◆ DATASET RECORDS
========================
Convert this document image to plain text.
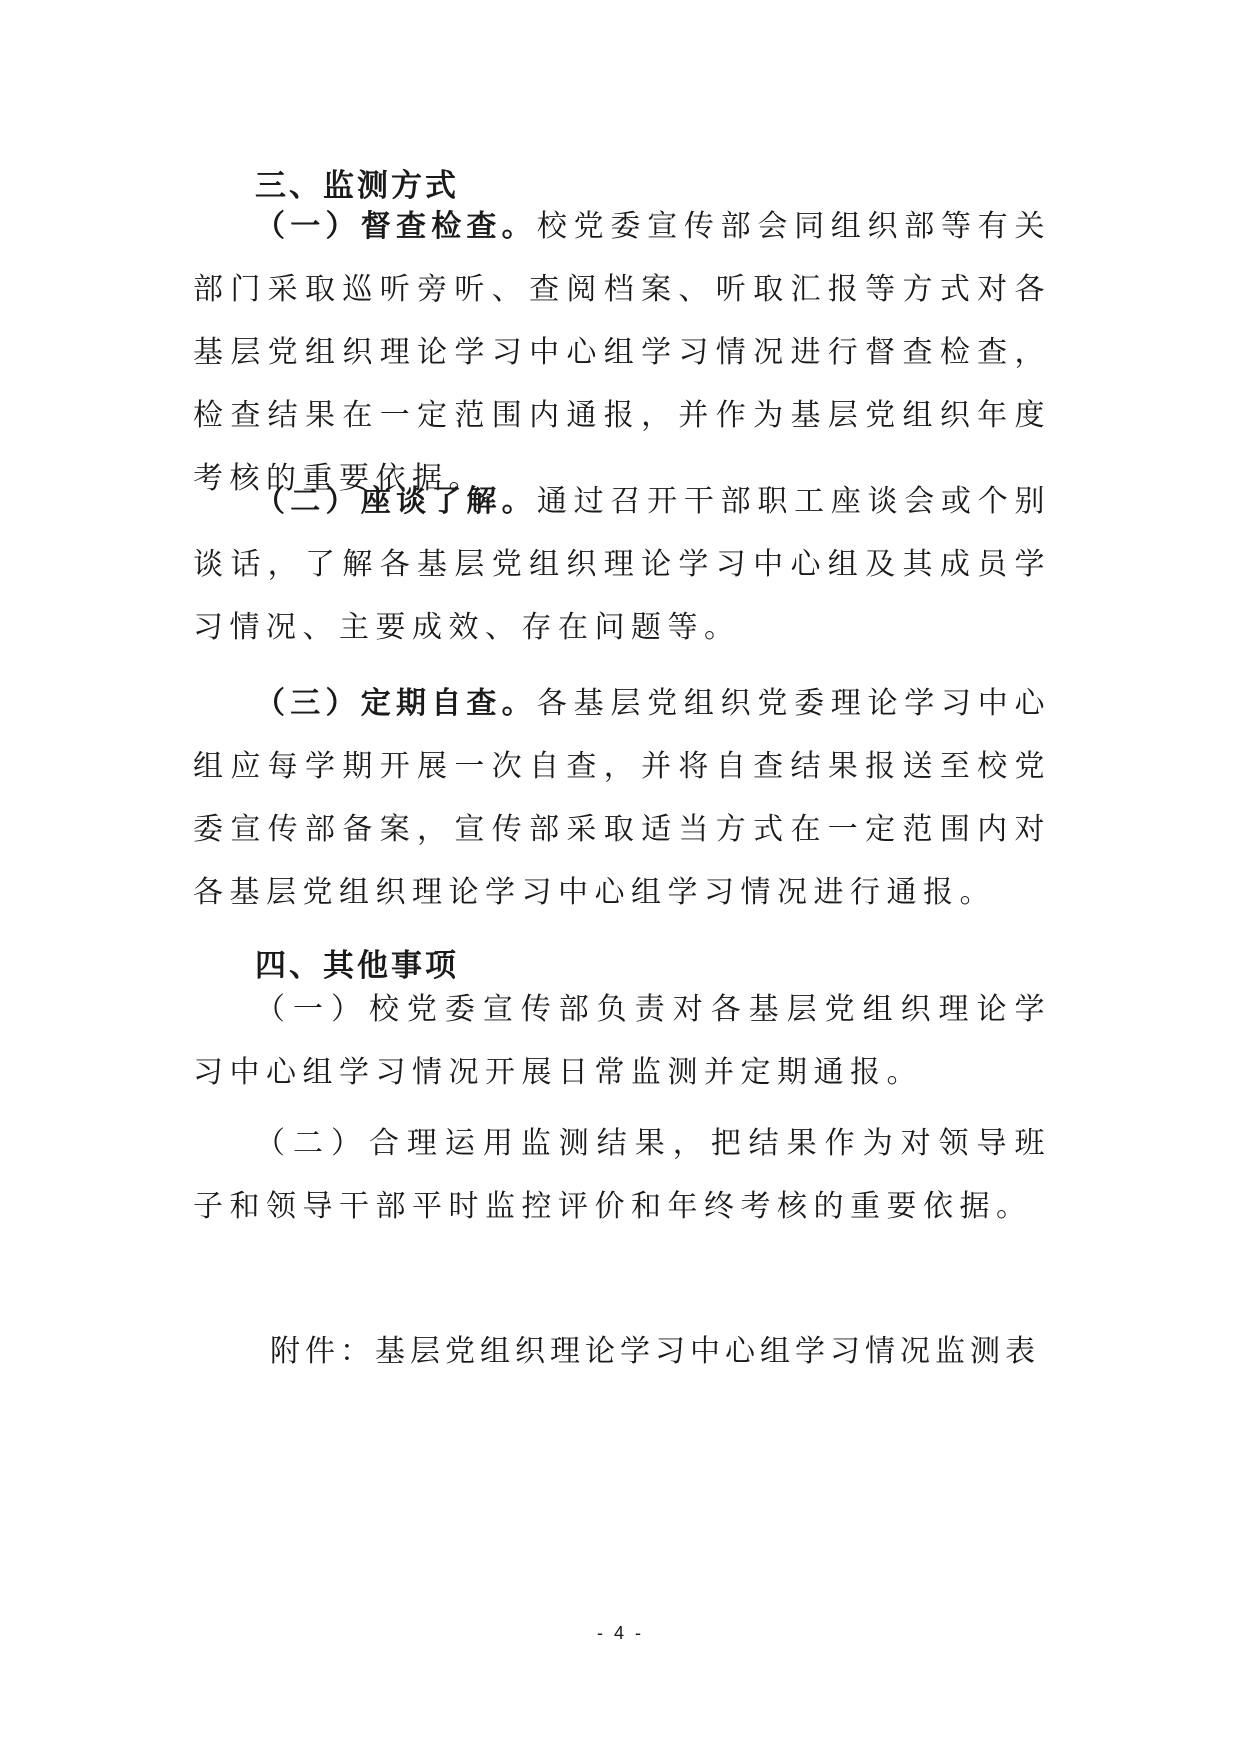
三、监测方式

（一）督查检查。校党委宣传部会同组织部等有关部门采取巡听旁听、查阅档案、听取汇报等方式对各基层党组织理论学习中心组学习情况进行督查检查，检查结果在一定范围内通报，并作为基层党组织年度考核的重要依据。

（二）座谈了解。通过召开干部职工座谈会或个别谈话，了解各基层党组织理论学习中心组及其成员学习情况、主要成效、存在问题等。

（三）定期自查。各基层党组织党委理论学习中心组应每学期开展一次自查，并将自查结果报送至校党委宣传部备案，宣传部采取适当方式在一定范围内对各基层党组织理论学习中心组学习情况进行通报。

四、其他事项

（一）校党委宣传部负责对各基层党组织理论学习中心组学习情况开展日常监测并定期通报。

（二）合理运用监测结果，把结果作为对领导班子和领导干部平时监控评价和年终考核的重要依据。

附件：基层党组织理论学习中心组学习情况监测表

- 4 -
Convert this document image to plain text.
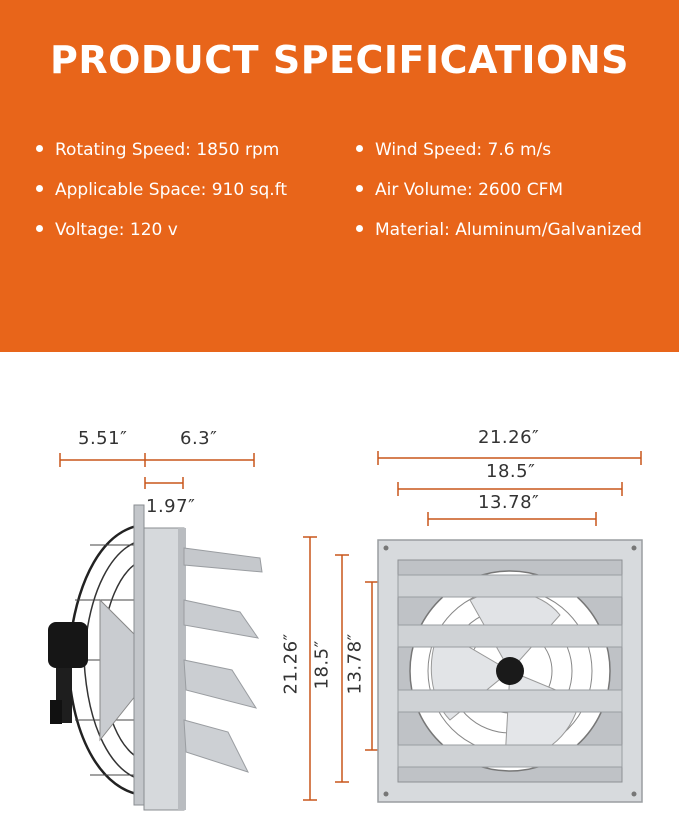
PRODUCT SPECIFICATIONS
Rotating Speed: 1850 rpm
Applicable Space: 910 sq.ft
Voltage: 120 v
Wind Speed: 7.6 m/s
Air Volume: 2600 CFM
Material: Aluminum/Galvanized
5.51″	6.3″
1.97″
21.26″
18.5″
13.78″
21.26″ 18.5″ 13.78″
========================
◆ WHAT THE TASK ASKS
Transcribe the preceding listing in its entirety and with exact wording, leaving out pictures.

◆ THE ANSWER
Convert this document image to plain text.
三、监测方式

（一）督查检查。校党委宣传部会同组织部等有关部门采取巡听旁听、查阅档案、听取汇报等方式对各基层党组织理论学习中心组学习情况进行督查检查，检查结果在一定范围内通报，并作为基层党组织年度考核的重要依据。

（二）座谈了解。通过召开干部职工座谈会或个别谈话，了解各基层党组织理论学习中心组及其成员学习情况、主要成效、存在问题等。

（三）定期自查。各基层党组织党委理论学习中心组应每学期开展一次自查，并将自查结果报送至校党委宣传部备案，宣传部采取适当方式在一定范围内对各基层党组织理论学习中心组学习情况进行通报。

四、其他事项

（一）校党委宣传部负责对各基层党组织理论学习中心组学习情况开展日常监测并定期通报。

（二）合理运用监测结果，把结果作为对领导班子和领导干部平时监控评价和年终考核的重要依据。

附件：基层党组织理论学习中心组学习情况监测表

- 4 -
Convert this document image to plain text.
PRODUCT SPECIFICATIONS
Rotating Speed: 1850 rpm
Applicable Space: 910 sq.ft
Voltage: 120 v
Wind Speed: 7.6 m/s
Air Volume: 2600 CFM
Material: Aluminum/Galvanized
5.51″	6.3″
1.97″
21.26″
18.5″
13.78″
21.26″ 18.5″ 13.78″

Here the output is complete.